Your goal.
Below is a set of records. Repeat all of them exactly.

(Dataset items)
⟨

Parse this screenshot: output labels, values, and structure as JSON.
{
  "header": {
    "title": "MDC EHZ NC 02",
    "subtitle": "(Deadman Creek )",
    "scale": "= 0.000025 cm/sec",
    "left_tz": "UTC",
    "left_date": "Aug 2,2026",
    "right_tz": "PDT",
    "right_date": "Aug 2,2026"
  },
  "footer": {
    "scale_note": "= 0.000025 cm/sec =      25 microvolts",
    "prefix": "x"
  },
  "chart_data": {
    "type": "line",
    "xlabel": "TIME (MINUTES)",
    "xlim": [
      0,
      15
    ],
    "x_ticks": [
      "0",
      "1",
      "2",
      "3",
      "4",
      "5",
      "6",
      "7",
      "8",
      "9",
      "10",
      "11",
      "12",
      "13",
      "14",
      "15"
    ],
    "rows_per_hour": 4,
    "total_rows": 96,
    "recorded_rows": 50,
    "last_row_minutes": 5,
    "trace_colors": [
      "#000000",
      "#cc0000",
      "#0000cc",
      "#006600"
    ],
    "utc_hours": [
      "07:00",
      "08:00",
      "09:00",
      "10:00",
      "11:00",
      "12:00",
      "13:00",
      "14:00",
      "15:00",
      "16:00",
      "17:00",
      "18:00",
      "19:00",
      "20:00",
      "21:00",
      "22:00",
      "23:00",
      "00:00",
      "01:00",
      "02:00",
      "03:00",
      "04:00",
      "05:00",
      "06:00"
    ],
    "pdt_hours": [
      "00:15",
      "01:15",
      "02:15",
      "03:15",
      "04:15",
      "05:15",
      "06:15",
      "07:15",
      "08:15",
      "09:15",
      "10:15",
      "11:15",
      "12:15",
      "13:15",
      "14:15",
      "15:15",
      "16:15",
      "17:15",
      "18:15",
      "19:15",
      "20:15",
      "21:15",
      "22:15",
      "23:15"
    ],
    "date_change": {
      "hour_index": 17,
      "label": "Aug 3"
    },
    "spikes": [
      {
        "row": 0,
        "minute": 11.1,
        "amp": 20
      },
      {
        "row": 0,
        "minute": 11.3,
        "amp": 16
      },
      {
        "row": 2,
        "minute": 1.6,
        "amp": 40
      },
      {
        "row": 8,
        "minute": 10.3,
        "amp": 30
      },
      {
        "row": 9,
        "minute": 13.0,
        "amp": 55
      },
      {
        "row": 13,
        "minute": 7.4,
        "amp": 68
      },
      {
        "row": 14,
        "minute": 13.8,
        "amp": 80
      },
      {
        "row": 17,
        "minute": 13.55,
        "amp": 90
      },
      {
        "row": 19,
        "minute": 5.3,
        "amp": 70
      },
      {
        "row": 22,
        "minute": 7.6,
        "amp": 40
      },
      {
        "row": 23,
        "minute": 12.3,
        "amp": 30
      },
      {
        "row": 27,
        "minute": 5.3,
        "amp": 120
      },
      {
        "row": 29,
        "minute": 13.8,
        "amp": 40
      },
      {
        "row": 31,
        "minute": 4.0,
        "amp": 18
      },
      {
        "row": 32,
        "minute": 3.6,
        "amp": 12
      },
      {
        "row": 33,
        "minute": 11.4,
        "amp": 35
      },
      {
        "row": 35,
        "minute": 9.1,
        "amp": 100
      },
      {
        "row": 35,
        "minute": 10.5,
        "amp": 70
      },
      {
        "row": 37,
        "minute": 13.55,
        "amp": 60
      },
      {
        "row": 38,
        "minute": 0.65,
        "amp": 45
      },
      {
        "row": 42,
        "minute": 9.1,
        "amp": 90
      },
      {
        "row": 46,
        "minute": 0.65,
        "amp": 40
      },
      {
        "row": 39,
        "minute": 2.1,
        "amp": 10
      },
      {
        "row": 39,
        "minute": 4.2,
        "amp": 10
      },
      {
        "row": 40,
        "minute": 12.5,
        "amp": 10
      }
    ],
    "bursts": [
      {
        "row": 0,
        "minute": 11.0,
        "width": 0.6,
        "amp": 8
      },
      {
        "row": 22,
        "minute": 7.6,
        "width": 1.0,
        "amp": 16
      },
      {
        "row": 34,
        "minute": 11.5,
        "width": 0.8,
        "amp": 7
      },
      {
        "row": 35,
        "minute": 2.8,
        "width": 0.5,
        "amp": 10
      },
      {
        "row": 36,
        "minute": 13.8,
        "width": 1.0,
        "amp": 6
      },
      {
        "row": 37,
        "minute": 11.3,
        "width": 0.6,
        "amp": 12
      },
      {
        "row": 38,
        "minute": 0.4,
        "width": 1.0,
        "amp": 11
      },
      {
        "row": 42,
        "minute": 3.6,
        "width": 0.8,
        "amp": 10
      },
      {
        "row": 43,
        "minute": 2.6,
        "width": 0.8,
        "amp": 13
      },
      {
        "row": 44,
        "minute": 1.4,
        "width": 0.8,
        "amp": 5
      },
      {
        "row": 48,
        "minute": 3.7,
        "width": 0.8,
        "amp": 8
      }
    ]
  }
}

⟩

Task result.
Parse this screenshot: output labels, values, and structure as JSON.
{
  "header": {
    "title": "MDC EHZ NC 02",
    "subtitle": "(Deadman Creek )",
    "scale": "= 0.000025 cm/sec",
    "left_tz": "UTC",
    "left_date": "Aug 2,2026",
    "right_tz": "PDT",
    "right_date": "Aug 2,2026"
  },
  "footer": {
    "scale_note": "= 0.000025 cm/sec =      25 microvolts",
    "prefix": "x"
  },
  "chart_data": {
    "type": "line",
    "xlabel": "TIME (MINUTES)",
    "xlim": [
      0,
      15
    ],
    "x_ticks": [
      "0",
      "1",
      "2",
      "3",
      "4",
      "5",
      "6",
      "7",
      "8",
      "9",
      "10",
      "11",
      "12",
      "13",
      "14",
      "15"
    ],
    "rows_per_hour": 4,
    "total_rows": 96,
    "recorded_rows": 50,
    "last_row_minutes": 5,
    "trace_colors": [
      "#000000",
      "#cc0000",
      "#0000cc",
      "#006600"
    ],
    "utc_hours": [
      "07:00",
      "08:00",
      "09:00",
      "10:00",
      "11:00",
      "12:00",
      "13:00",
      "14:00",
      "15:00",
      "16:00",
      "17:00",
      "18:00",
      "19:00",
      "20:00",
      "21:00",
      "22:00",
      "23:00",
      "00:00",
      "01:00",
      "02:00",
      "03:00",
      "04:00",
      "05:00",
      "06:00"
    ],
    "pdt_hours": [
      "00:15",
      "01:15",
      "02:15",
      "03:15",
      "04:15",
      "05:15",
      "06:15",
      "07:15",
      "08:15",
      "09:15",
      "10:15",
      "11:15",
      "12:15",
      "13:15",
      "14:15",
      "15:15",
      "16:15",
      "17:15",
      "18:15",
      "19:15",
      "20:15",
      "21:15",
      "22:15",
      "23:15"
    ],
    "date_change": {
      "hour_index": 17,
      "label": "Aug 3"
    },
    "spikes": [
      {
        "row": 0,
        "minute": 11.1,
        "amp": 20
      },
      {
        "row": 0,
        "minute": 11.3,
        "amp": 16
      },
      {
        "row": 2,
        "minute": 1.6,
        "amp": 40
      },
      {
        "row": 8,
        "minute": 10.3,
        "amp": 30
      },
      {
        "row": 9,
        "minute": 13.0,
        "amp": 55
      },
      {
        "row": 13,
        "minute": 7.4,
        "amp": 68
      },
      {
        "row": 14,
        "minute": 13.8,
        "amp": 80
      },
      {
        "row": 17,
        "minute": 13.55,
        "amp": 90
      },
      {
        "row": 19,
        "minute": 5.3,
        "amp": 70
      },
      {
        "row": 22,
        "minute": 7.6,
        "amp": 40
      },
      {
        "row": 23,
        "minute": 12.3,
        "amp": 30
      },
      {
        "row": 27,
        "minute": 5.3,
        "amp": 120
      },
      {
        "row": 29,
        "minute": 13.8,
        "amp": 40
      },
      {
        "row": 31,
        "minute": 4.0,
        "amp": 18
      },
      {
        "row": 32,
        "minute": 3.6,
        "amp": 12
      },
      {
        "row": 33,
        "minute": 11.4,
        "amp": 35
      },
      {
        "row": 35,
        "minute": 9.1,
        "amp": 100
      },
      {
        "row": 35,
        "minute": 10.5,
        "amp": 70
      },
      {
        "row": 37,
        "minute": 13.55,
        "amp": 60
      },
      {
        "row": 38,
        "minute": 0.65,
        "amp": 45
      },
      {
        "row": 42,
        "minute": 9.1,
        "amp": 90
      },
      {
        "row": 46,
        "minute": 0.65,
        "amp": 40
      },
      {
        "row": 39,
        "minute": 2.1,
        "amp": 10
      },
      {
        "row": 39,
        "minute": 4.2,
        "amp": 10
      },
      {
        "row": 40,
        "minute": 12.5,
        "amp": 10
      }
    ],
    "bursts": [
      {
        "row": 0,
        "minute": 11.0,
        "width": 0.6,
        "amp": 8
      },
      {
        "row": 22,
        "minute": 7.6,
        "width": 1.0,
        "amp": 16
      },
      {
        "row": 34,
        "minute": 11.5,
        "width": 0.8,
        "amp": 7
      },
      {
        "row": 35,
        "minute": 2.8,
        "width": 0.5,
        "amp": 10
      },
      {
        "row": 36,
        "minute": 13.8,
        "width": 1.0,
        "amp": 6
      },
      {
        "row": 37,
        "minute": 11.3,
        "width": 0.6,
        "amp": 12
      },
      {
        "row": 38,
        "minute": 0.4,
        "width": 1.0,
        "amp": 11
      },
      {
        "row": 42,
        "minute": 3.6,
        "width": 0.8,
        "amp": 10
      },
      {
        "row": 43,
        "minute": 2.6,
        "width": 0.8,
        "amp": 13
      },
      {
        "row": 44,
        "minute": 1.4,
        "width": 0.8,
        "amp": 5
      },
      {
        "row": 48,
        "minute": 3.7,
        "width": 0.8,
        "amp": 8
      }
    ]
  }
}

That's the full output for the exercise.